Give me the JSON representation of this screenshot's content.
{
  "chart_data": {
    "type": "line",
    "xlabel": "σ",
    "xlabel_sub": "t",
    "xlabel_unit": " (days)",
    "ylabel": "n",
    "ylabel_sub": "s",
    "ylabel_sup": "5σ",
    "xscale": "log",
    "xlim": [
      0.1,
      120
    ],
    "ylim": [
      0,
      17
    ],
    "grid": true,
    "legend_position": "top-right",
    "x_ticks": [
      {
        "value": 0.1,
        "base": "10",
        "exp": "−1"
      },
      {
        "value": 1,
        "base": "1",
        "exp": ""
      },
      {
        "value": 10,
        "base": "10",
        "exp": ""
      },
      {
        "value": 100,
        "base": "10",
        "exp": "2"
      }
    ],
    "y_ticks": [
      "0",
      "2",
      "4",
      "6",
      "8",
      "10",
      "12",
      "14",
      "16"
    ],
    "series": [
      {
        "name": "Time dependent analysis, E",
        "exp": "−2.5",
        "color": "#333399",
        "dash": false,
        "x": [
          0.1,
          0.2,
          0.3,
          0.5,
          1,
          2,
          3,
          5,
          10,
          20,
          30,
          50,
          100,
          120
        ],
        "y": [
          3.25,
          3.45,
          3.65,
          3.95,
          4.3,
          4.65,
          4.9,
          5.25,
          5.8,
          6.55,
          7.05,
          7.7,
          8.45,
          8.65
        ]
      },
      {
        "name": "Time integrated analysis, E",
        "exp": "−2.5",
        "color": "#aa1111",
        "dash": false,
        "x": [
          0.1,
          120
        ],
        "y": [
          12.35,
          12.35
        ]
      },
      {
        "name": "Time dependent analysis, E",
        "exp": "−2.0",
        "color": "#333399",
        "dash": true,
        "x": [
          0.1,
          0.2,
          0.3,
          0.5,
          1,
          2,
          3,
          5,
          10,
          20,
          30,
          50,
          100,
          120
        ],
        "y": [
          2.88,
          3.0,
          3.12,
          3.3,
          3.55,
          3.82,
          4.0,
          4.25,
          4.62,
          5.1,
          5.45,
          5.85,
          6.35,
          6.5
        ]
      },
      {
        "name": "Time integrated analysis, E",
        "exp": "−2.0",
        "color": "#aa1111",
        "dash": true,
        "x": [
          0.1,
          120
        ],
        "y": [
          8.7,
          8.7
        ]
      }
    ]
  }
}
· · · ·
● Your task: Copy out every line of the data above, exactly as given.

● Expected answer:
Give me the JSON representation of this screenshot's content.
{
  "chart_data": {
    "type": "line",
    "xlabel": "σ",
    "xlabel_sub": "t",
    "xlabel_unit": " (days)",
    "ylabel": "n",
    "ylabel_sub": "s",
    "ylabel_sup": "5σ",
    "xscale": "log",
    "xlim": [
      0.1,
      120
    ],
    "ylim": [
      0,
      17
    ],
    "grid": true,
    "legend_position": "top-right",
    "x_ticks": [
      {
        "value": 0.1,
        "base": "10",
        "exp": "−1"
      },
      {
        "value": 1,
        "base": "1",
        "exp": ""
      },
      {
        "value": 10,
        "base": "10",
        "exp": ""
      },
      {
        "value": 100,
        "base": "10",
        "exp": "2"
      }
    ],
    "y_ticks": [
      "0",
      "2",
      "4",
      "6",
      "8",
      "10",
      "12",
      "14",
      "16"
    ],
    "series": [
      {
        "name": "Time dependent analysis, E",
        "exp": "−2.5",
        "color": "#333399",
        "dash": false,
        "x": [
          0.1,
          0.2,
          0.3,
          0.5,
          1,
          2,
          3,
          5,
          10,
          20,
          30,
          50,
          100,
          120
        ],
        "y": [
          3.25,
          3.45,
          3.65,
          3.95,
          4.3,
          4.65,
          4.9,
          5.25,
          5.8,
          6.55,
          7.05,
          7.7,
          8.45,
          8.65
        ]
      },
      {
        "name": "Time integrated analysis, E",
        "exp": "−2.5",
        "color": "#aa1111",
        "dash": false,
        "x": [
          0.1,
          120
        ],
        "y": [
          12.35,
          12.35
        ]
      },
      {
        "name": "Time dependent analysis, E",
        "exp": "−2.0",
        "color": "#333399",
        "dash": true,
        "x": [
          0.1,
          0.2,
          0.3,
          0.5,
          1,
          2,
          3,
          5,
          10,
          20,
          30,
          50,
          100,
          120
        ],
        "y": [
          2.88,
          3.0,
          3.12,
          3.3,
          3.55,
          3.82,
          4.0,
          4.25,
          4.62,
          5.1,
          5.45,
          5.85,
          6.35,
          6.5
        ]
      },
      {
        "name": "Time integrated analysis, E",
        "exp": "−2.0",
        "color": "#aa1111",
        "dash": true,
        "x": [
          0.1,
          120
        ],
        "y": [
          8.7,
          8.7
        ]
      }
    ]
  }
}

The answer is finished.